> **What is expected**: Report how many lines in the records below contain the word "JSON". Give only the number.

[Records from a data source]
»»
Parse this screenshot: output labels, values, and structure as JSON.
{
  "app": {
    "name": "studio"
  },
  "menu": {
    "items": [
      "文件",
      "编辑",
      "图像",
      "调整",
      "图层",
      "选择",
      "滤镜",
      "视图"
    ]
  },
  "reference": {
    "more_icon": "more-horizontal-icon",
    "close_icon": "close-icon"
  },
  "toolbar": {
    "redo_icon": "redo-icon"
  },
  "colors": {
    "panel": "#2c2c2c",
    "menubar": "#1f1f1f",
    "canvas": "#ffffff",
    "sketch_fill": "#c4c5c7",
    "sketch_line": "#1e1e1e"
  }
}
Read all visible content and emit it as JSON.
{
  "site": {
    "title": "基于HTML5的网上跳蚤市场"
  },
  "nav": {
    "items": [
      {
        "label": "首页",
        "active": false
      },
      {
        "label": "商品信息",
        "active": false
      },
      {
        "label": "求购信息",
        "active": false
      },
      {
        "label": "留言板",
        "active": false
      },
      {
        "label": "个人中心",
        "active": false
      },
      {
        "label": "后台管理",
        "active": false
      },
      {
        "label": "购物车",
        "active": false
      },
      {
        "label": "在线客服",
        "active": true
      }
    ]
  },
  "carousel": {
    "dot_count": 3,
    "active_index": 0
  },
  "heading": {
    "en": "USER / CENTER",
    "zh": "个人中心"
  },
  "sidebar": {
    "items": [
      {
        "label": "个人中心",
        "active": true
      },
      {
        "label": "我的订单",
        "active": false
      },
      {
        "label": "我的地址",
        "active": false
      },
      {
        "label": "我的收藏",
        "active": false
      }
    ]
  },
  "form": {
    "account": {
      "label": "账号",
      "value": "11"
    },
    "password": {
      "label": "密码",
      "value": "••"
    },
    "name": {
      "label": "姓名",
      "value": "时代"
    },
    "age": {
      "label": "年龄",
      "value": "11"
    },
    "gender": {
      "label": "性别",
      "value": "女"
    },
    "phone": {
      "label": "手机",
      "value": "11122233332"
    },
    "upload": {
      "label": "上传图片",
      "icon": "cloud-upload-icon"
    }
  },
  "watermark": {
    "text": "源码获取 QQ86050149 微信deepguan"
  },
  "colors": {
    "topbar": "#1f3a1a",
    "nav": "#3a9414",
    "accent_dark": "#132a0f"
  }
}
««
> **In response**: 2